Look through the listing for the word "forma". Copy each line that has it.

--- BEGIN Entries provided ---

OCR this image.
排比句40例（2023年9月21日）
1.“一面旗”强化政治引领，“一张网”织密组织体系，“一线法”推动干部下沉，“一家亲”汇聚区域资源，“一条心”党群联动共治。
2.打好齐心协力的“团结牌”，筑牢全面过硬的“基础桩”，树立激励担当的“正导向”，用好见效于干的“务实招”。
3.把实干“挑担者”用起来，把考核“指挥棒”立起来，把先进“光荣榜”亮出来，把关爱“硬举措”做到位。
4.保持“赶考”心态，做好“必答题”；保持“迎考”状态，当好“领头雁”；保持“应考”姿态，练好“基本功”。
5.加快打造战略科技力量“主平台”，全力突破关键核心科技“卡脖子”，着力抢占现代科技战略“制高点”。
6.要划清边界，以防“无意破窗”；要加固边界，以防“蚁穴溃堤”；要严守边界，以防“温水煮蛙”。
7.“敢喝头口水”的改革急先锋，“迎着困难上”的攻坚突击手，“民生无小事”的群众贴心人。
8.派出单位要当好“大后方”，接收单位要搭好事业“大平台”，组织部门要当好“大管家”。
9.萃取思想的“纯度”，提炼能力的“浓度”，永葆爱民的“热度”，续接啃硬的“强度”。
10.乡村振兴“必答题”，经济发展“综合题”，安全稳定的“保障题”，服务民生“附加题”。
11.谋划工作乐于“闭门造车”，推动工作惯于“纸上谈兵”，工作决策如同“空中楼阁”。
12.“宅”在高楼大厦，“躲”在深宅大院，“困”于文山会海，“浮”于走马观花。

--- END Entries provided ---
--- BEGIN Entries provided ---

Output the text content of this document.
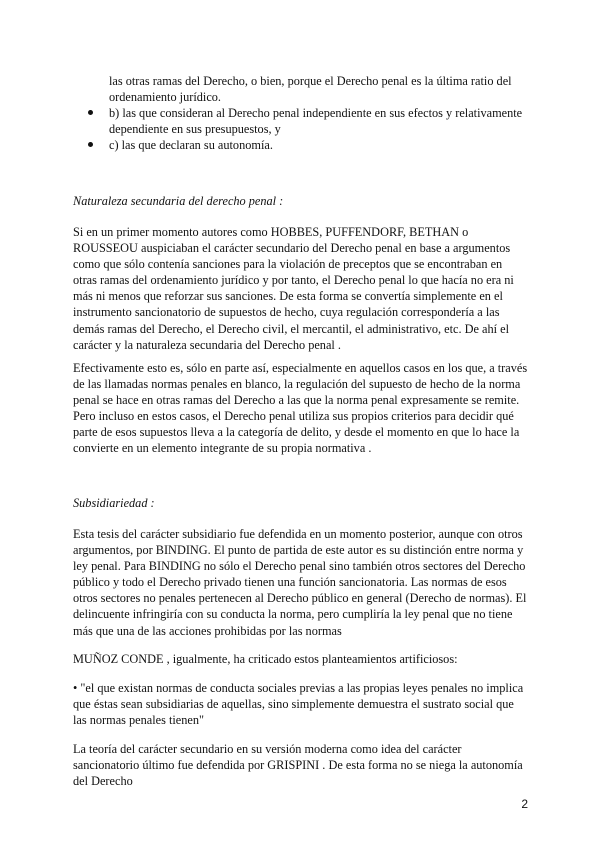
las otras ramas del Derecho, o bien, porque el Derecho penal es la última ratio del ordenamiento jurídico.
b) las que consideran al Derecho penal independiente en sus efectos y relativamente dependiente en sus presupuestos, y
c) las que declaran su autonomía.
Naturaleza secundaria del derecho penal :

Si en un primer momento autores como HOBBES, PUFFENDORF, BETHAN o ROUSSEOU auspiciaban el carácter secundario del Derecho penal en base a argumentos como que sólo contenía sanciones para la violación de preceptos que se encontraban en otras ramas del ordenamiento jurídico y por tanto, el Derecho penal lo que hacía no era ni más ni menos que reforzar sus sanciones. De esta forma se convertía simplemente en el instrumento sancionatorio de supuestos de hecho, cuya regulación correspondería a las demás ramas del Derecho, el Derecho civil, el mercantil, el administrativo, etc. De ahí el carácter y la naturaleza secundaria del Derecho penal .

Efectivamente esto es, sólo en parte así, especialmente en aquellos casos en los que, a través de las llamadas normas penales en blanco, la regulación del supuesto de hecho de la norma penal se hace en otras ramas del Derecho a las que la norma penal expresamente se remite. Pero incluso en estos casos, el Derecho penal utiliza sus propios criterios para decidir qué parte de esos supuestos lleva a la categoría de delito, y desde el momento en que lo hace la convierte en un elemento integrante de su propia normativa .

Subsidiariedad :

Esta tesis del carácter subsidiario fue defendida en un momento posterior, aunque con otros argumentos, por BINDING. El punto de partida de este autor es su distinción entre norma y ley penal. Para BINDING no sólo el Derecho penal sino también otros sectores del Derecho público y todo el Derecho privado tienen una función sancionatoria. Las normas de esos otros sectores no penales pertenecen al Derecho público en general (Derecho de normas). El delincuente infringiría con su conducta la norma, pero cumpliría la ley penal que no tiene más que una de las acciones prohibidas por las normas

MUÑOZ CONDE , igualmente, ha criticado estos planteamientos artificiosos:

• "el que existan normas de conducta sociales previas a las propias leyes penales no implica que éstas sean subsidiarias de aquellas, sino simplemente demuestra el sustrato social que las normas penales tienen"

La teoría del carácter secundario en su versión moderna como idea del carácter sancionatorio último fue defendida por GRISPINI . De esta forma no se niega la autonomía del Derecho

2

--- END Entries provided ---
--- BEGIN Entries provided ---

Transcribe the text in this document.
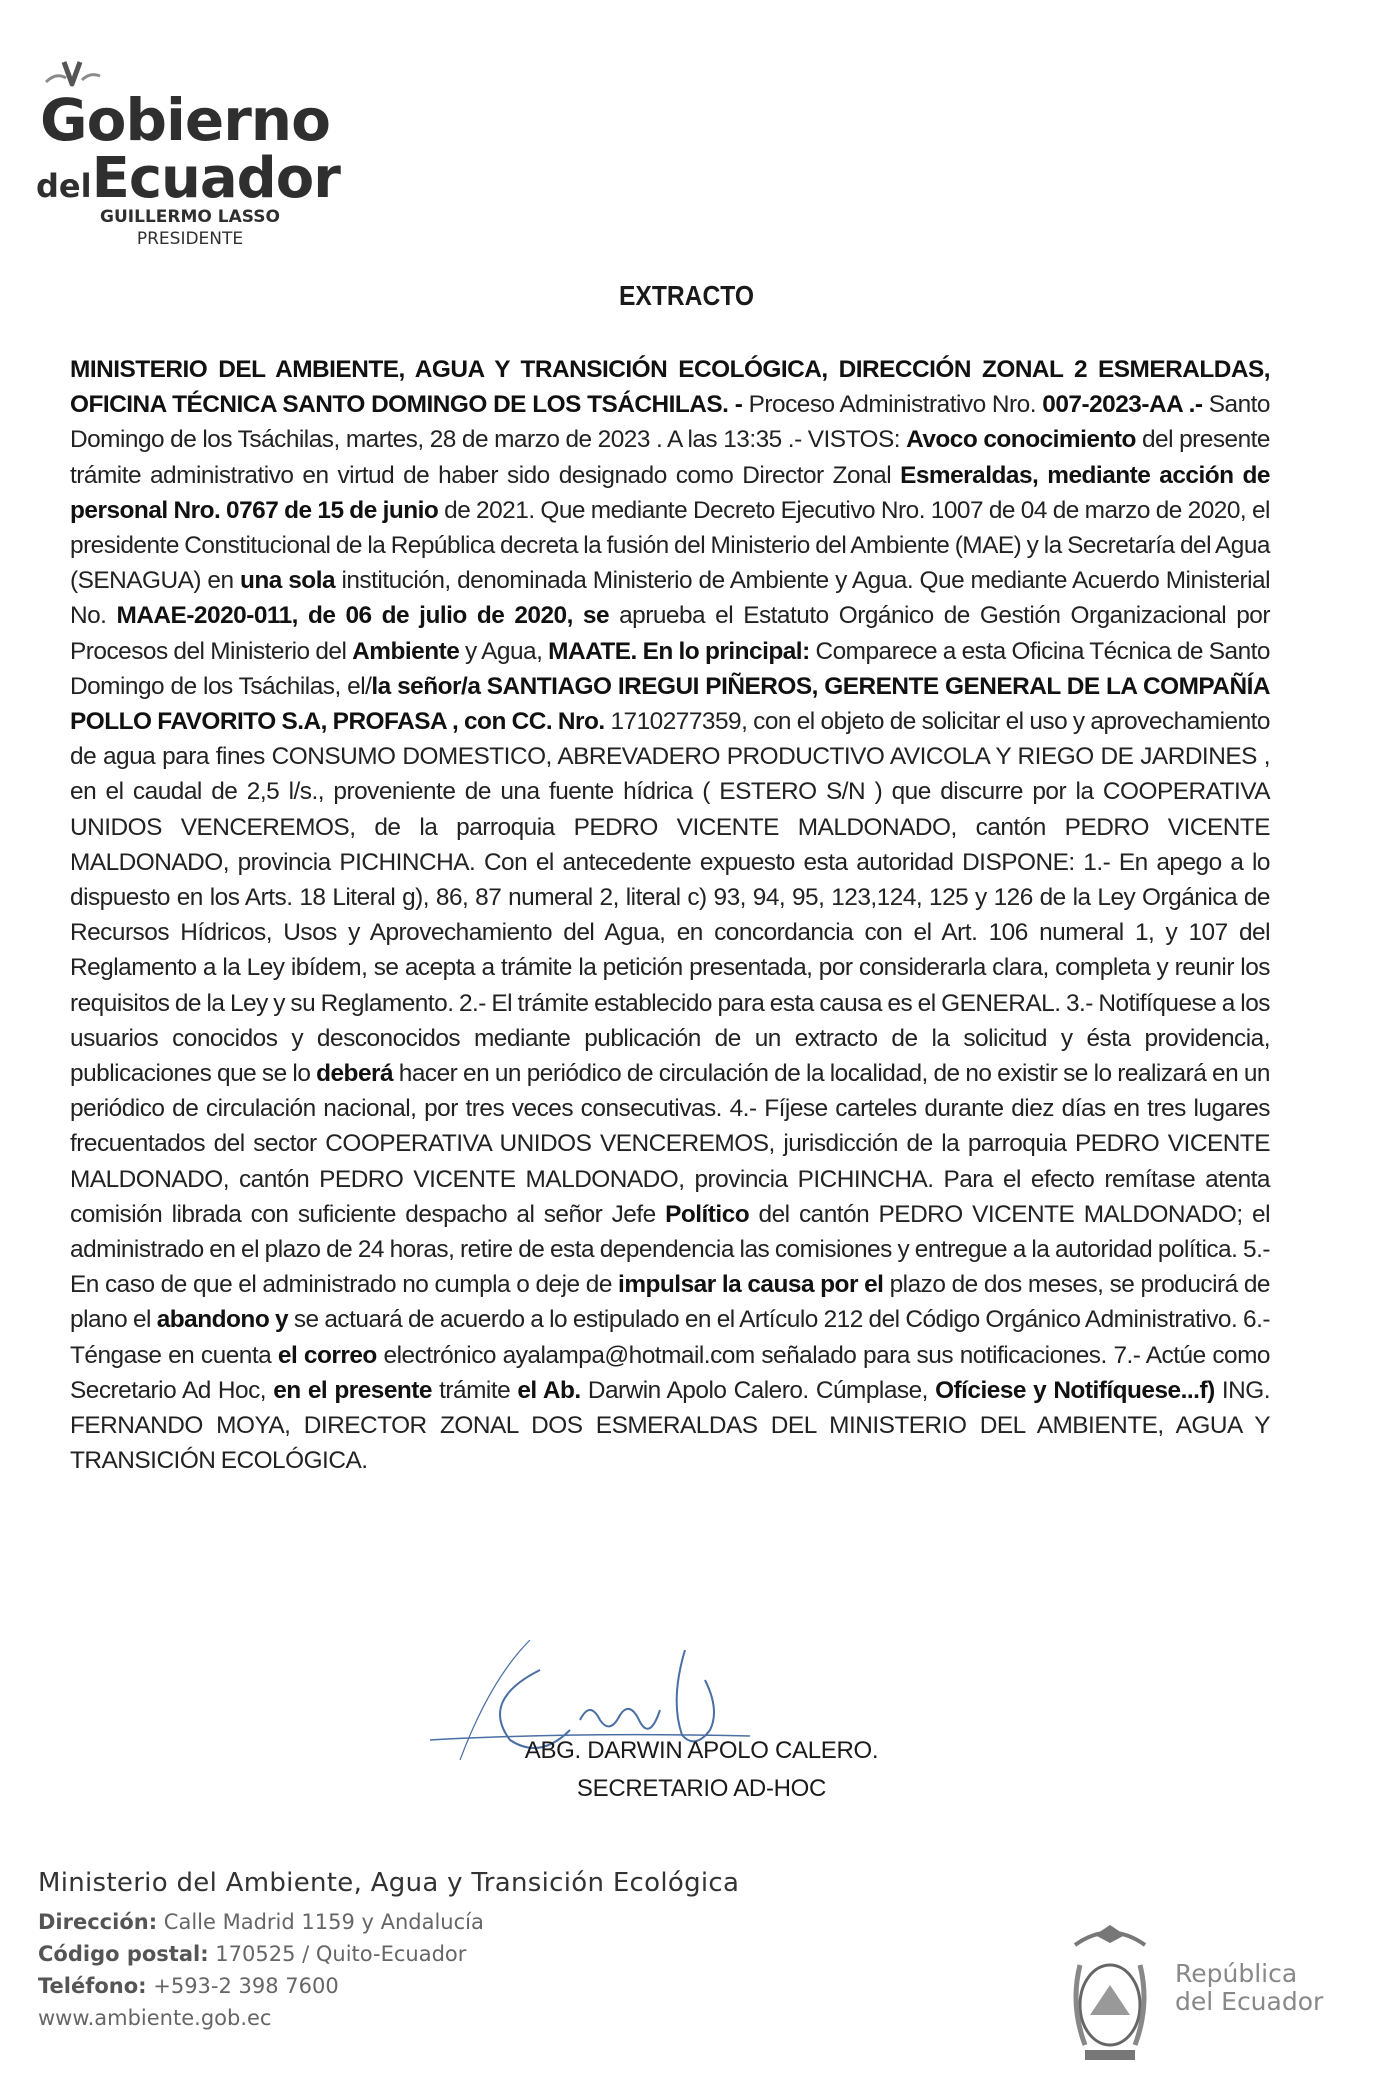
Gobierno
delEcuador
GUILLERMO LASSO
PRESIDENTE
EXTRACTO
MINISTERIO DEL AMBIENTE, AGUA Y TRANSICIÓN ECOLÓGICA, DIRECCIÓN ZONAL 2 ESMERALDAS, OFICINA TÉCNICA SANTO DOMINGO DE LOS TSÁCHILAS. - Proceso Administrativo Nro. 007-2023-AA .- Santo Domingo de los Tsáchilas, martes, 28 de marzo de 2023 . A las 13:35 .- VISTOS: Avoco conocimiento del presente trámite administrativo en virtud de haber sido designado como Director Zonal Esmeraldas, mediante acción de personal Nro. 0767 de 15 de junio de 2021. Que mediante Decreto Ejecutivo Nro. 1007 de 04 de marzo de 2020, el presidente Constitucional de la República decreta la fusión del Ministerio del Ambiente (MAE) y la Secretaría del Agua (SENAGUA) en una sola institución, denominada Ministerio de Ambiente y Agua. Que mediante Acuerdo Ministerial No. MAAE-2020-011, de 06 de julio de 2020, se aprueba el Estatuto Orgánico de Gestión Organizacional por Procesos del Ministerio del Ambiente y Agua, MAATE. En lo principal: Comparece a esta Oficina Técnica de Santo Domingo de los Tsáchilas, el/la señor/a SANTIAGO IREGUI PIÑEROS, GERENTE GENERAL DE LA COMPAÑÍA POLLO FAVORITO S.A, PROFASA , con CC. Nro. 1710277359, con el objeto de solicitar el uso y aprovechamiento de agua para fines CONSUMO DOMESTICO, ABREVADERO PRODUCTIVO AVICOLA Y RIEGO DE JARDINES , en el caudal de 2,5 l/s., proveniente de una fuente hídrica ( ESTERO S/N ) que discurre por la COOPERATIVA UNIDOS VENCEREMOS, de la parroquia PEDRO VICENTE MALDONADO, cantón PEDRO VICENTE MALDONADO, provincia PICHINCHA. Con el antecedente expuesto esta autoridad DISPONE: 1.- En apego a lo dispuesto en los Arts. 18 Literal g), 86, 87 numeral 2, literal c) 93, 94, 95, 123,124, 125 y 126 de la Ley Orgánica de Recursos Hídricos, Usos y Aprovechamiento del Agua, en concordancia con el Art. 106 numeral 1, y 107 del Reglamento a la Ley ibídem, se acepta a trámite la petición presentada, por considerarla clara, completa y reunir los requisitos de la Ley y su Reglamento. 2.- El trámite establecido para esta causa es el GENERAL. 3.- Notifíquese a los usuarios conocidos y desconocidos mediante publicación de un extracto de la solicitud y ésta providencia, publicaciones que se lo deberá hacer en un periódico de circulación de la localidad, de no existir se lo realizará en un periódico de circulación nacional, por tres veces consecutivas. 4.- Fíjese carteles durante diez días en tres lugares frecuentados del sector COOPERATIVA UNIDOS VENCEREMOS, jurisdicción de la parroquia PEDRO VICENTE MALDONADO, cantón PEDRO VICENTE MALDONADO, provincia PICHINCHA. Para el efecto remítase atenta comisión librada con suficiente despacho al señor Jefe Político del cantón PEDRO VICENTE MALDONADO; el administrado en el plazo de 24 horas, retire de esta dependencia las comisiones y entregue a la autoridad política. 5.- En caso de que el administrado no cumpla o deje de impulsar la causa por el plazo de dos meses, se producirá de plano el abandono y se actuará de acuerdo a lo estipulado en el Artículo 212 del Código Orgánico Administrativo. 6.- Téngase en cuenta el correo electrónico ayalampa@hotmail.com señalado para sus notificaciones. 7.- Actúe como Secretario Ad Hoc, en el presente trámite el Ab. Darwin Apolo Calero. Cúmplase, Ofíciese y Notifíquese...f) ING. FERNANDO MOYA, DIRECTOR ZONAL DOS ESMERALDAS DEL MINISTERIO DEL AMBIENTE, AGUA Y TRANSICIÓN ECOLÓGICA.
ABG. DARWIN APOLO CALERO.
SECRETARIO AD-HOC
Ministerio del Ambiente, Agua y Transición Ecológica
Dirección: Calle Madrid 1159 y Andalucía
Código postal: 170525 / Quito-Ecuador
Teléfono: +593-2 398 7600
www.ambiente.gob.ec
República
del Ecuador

--- END Entries provided ---

> Problem solution
Si en un primer momento autores como HOBBES, PUFFENDORF, BETHAN o ROUSSEOU auspiciaban el carácter secundario del Derecho penal en base a argumentos como que sólo contenía sanciones para la violación de preceptos que se encontraban en otras ramas del ordenamiento jurídico y por tanto, el Derecho penal lo que hacía no era ni más ni menos que reforzar sus sanciones. De esta forma se convertía simplemente en el instrumento sancionatorio de supuestos de hecho, cuya regulación correspondería a las demás ramas del Derecho, el Derecho civil, el mercantil, el administrativo, etc. De ahí el carácter y la naturaleza secundaria del Derecho penal .
La teoría del carácter secundario en su versión moderna como idea del carácter sancionatorio último fue defendida por GRISPINI . De esta forma no se niega la autonomía del Derecho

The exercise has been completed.